[Problem description] Transcribe every entry word for word, but skip the images.

Collected data

%%

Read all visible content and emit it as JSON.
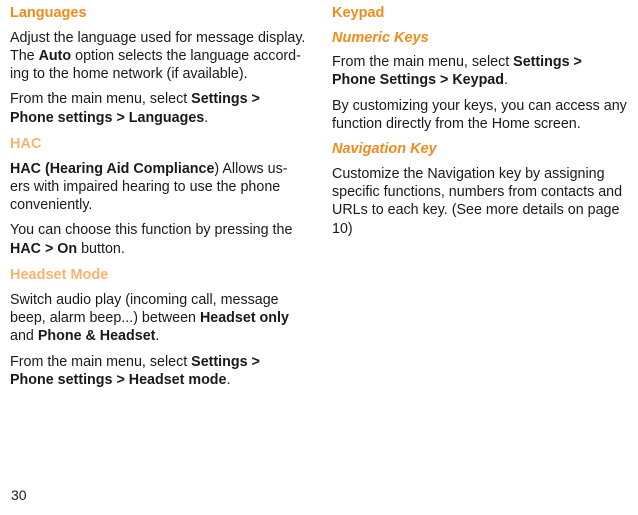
{
  "left": {
    "languages": {
      "title": "Languages",
      "p1a": "Adjust the language used for message display. The ",
      "p1b_bold": "Auto",
      "p1c": " option selects the language accord-ing to the home network (if available).",
      "p2a": "From the main menu, select ",
      "p2b_bold": "Settings > Phone settings > Languages",
      "p2c": "."
    },
    "hac": {
      "title": "HAC",
      "p1_bold": "HAC (Hearing Aid Compliance",
      "p1_mid": ") Allows us-ers with impaired hearing to use the phone conveniently.",
      "p2a": "You can choose this function by pressing the ",
      "p2b_bold": "HAC > On",
      "p2c": " button."
    },
    "headset": {
      "title": "Headset Mode",
      "p1a": "Switch audio play (incoming call, message beep, alarm beep...) between ",
      "p1b_bold": "Headset only",
      "p1c": " and ",
      "p1d_bold": "Phone & Headset",
      "p1e": ".",
      "p2a": "From the main menu, select ",
      "p2b_bold": "Settings > Phone settings > Headset mode",
      "p2c": "."
    }
  },
  "right": {
    "keypad": {
      "title": "Keypad",
      "numeric": {
        "title": "Numeric Keys",
        "p1a": "From the main menu, select ",
        "p1b_bold": "Settings > Phone Settings > Keypad",
        "p1c": ".",
        "p2": "By customizing your keys, you can access any function directly from the Home screen."
      },
      "nav": {
        "title": "Navigation Key",
        "p1": "Customize the Navigation key by assigning specific functions, numbers from contacts and URLs to each key. (See more details on page 10)"
      }
    }
  },
  "page_number": "30"
}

%%

[Complete output]
Read all visible content and emit it as JSON.
{
  "left": {
    "languages": {
      "title": "Languages",
      "p1a": "Adjust the language used for message display. The ",
      "p1b_bold": "Auto",
      "p1c": " option selects the language accord-ing to the home network (if available).",
      "p2a": "From the main menu, select ",
      "p2b_bold": "Settings > Phone settings > Languages",
      "p2c": "."
    },
    "hac": {
      "title": "HAC",
      "p1_bold": "HAC (Hearing Aid Compliance",
      "p1_mid": ") Allows us-ers with impaired hearing to use the phone conveniently.",
      "p2a": "You can choose this function by pressing the ",
      "p2b_bold": "HAC > On",
      "p2c": " button."
    },
    "headset": {
      "title": "Headset Mode",
      "p1a": "Switch audio play (incoming call, message beep, alarm beep...) between ",
      "p1b_bold": "Headset only",
      "p1c": " and ",
      "p1d_bold": "Phone & Headset",
      "p1e": ".",
      "p2a": "From the main menu, select ",
      "p2b_bold": "Settings > Phone settings > Headset mode",
      "p2c": "."
    }
  },
  "right": {
    "keypad": {
      "title": "Keypad",
      "numeric": {
        "title": "Numeric Keys",
        "p1a": "From the main menu, select ",
        "p1b_bold": "Settings > Phone Settings > Keypad",
        "p1c": ".",
        "p2": "By customizing your keys, you can access any function directly from the Home screen."
      },
      "nav": {
        "title": "Navigation Key",
        "p1": "Customize the Navigation key by assigning specific functions, numbers from contacts and URLs to each key. (See more details on page 10)"
      }
    }
  },
  "page_number": "30"
}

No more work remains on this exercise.